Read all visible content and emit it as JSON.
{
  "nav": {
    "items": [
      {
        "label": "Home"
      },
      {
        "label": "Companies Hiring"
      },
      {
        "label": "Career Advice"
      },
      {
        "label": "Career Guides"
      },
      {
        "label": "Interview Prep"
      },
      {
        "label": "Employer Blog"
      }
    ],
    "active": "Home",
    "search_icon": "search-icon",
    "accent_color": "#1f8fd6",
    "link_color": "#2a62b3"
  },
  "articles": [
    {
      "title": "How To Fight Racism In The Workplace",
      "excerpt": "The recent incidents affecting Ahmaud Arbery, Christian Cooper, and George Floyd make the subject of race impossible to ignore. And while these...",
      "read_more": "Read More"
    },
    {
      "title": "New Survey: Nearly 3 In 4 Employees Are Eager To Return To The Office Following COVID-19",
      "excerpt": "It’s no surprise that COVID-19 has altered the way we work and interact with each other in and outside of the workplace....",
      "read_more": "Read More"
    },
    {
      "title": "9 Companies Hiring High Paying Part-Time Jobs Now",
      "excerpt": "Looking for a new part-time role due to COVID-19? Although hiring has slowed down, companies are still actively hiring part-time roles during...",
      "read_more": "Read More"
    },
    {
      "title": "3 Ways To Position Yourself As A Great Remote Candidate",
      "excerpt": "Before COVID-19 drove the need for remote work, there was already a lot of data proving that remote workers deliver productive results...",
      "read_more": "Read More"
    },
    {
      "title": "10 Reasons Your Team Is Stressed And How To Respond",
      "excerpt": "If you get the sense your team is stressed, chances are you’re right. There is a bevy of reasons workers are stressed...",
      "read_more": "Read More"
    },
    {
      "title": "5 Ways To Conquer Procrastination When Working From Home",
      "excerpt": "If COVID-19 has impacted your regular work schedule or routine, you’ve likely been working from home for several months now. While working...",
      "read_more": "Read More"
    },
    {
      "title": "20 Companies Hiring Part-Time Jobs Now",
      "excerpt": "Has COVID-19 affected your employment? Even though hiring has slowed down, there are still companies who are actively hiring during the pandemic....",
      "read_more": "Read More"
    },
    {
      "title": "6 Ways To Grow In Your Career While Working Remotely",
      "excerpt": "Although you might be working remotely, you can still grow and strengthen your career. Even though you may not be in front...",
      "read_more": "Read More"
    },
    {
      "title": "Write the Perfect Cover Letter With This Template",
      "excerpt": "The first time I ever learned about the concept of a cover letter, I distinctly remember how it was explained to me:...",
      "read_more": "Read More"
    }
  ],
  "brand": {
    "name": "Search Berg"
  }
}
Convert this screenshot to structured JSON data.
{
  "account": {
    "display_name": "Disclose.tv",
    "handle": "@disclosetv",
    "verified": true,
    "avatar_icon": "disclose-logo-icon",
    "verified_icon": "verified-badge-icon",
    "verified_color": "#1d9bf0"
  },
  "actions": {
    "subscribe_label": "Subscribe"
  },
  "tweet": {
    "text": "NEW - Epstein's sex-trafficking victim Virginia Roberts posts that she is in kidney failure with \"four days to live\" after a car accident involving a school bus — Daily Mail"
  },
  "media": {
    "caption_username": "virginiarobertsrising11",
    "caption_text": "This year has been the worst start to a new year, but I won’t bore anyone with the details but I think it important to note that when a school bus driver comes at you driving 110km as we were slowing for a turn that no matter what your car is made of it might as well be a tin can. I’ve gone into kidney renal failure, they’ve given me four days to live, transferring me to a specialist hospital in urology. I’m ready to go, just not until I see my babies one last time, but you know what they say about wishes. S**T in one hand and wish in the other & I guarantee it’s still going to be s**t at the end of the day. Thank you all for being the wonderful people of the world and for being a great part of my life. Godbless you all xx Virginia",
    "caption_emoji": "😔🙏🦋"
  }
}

##########

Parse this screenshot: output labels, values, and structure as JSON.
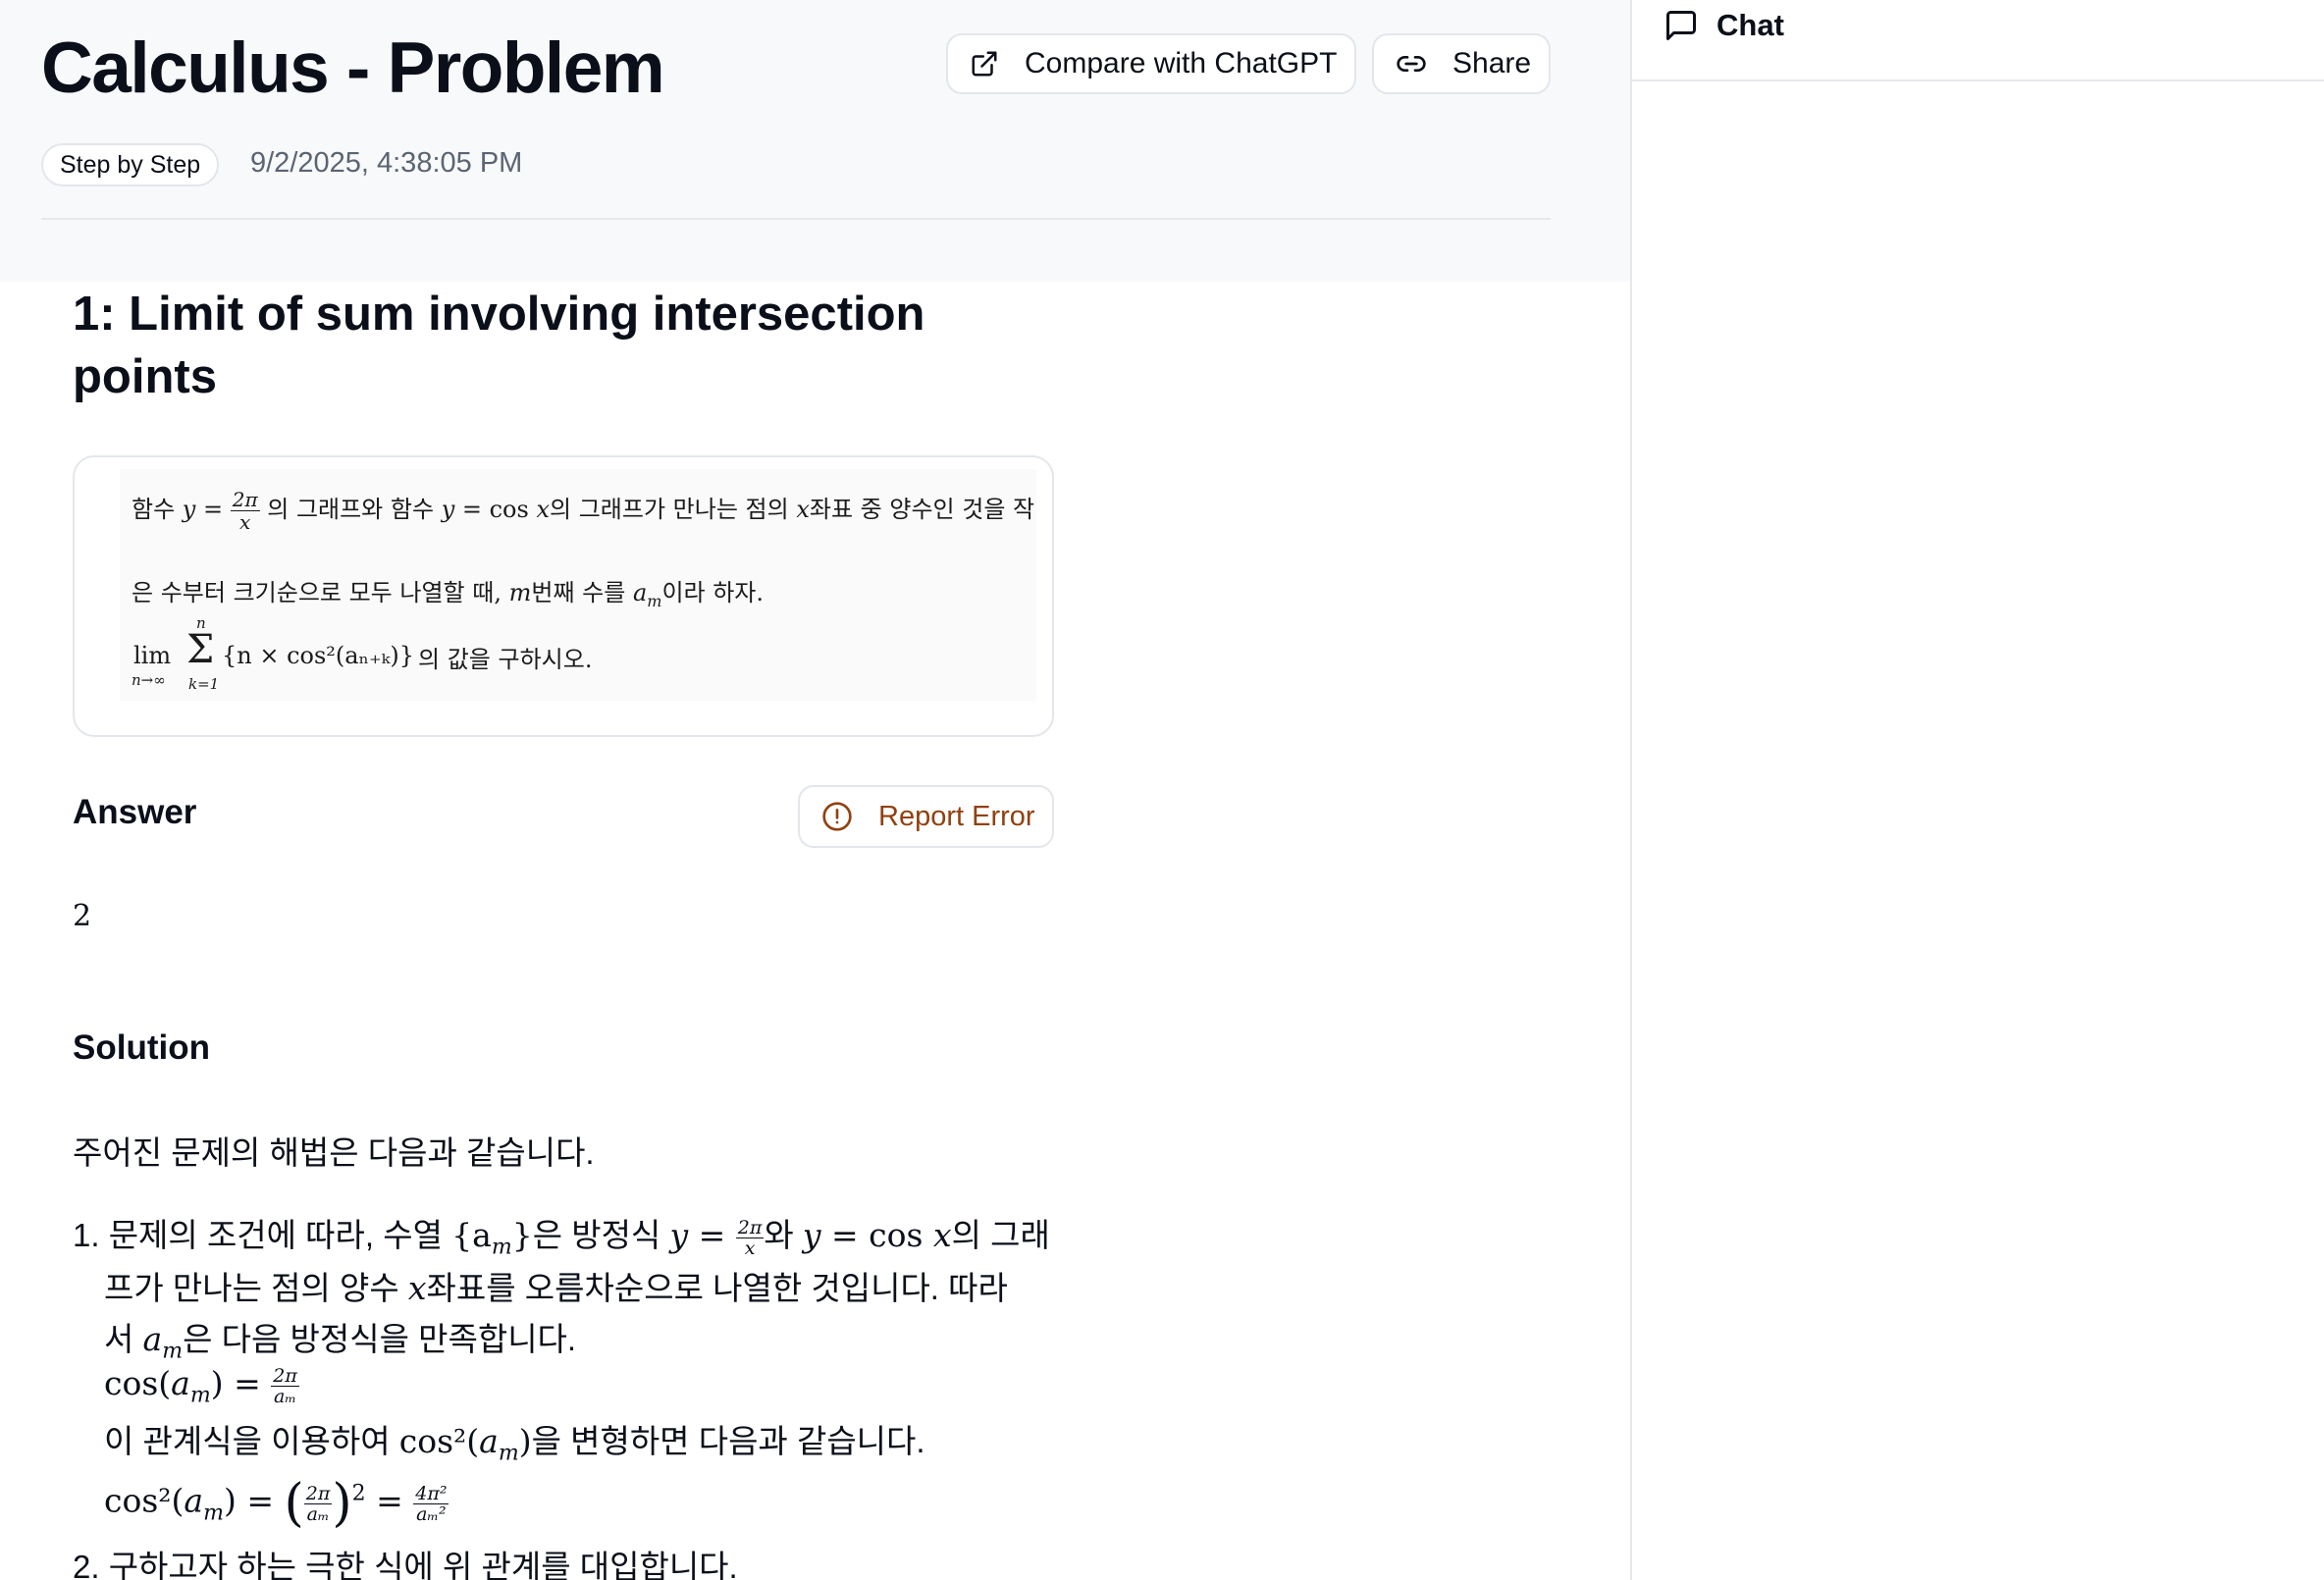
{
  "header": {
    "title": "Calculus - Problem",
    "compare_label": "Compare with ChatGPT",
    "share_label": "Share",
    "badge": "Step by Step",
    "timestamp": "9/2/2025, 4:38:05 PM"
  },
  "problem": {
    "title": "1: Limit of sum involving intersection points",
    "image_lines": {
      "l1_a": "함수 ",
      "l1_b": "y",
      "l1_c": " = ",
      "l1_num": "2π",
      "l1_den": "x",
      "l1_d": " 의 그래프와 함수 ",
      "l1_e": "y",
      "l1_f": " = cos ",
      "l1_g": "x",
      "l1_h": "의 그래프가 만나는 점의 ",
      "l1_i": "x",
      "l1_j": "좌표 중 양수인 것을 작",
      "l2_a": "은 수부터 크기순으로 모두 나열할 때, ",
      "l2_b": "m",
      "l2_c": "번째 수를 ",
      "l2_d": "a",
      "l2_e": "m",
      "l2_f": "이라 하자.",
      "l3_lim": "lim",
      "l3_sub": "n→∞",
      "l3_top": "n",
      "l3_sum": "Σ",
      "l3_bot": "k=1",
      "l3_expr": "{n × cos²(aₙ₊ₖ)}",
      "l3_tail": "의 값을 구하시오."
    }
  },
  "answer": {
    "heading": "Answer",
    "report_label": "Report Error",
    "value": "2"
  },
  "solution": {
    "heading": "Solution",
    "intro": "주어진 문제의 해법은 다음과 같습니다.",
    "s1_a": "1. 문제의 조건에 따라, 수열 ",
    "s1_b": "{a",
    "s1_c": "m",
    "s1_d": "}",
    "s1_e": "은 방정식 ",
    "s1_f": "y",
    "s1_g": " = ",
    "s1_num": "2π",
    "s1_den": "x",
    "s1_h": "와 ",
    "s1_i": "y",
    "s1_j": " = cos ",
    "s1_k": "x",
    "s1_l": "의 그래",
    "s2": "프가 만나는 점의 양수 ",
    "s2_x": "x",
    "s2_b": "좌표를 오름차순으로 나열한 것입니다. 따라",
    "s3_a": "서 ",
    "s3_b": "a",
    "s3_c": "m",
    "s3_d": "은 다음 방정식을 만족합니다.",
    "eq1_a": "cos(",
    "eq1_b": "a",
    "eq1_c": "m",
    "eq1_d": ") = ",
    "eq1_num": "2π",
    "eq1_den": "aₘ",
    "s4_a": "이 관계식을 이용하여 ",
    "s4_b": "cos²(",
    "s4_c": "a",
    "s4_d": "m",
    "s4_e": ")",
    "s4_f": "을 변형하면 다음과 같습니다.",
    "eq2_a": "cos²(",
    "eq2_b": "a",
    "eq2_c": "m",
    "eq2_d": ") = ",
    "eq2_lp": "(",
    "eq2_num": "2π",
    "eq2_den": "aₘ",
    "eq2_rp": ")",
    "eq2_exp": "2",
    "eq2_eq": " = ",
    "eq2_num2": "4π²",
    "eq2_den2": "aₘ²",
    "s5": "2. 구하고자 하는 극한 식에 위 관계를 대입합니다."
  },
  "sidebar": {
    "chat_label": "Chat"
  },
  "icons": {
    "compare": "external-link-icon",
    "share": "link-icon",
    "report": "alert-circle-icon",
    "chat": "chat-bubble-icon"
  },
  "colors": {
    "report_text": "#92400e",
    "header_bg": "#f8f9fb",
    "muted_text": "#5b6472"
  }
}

##########

Requirement: Return all lines containing the word "badge".

Solution to the exercise:
    "verified_icon": "verified-badge-icon",
    "badge": "Step by Step",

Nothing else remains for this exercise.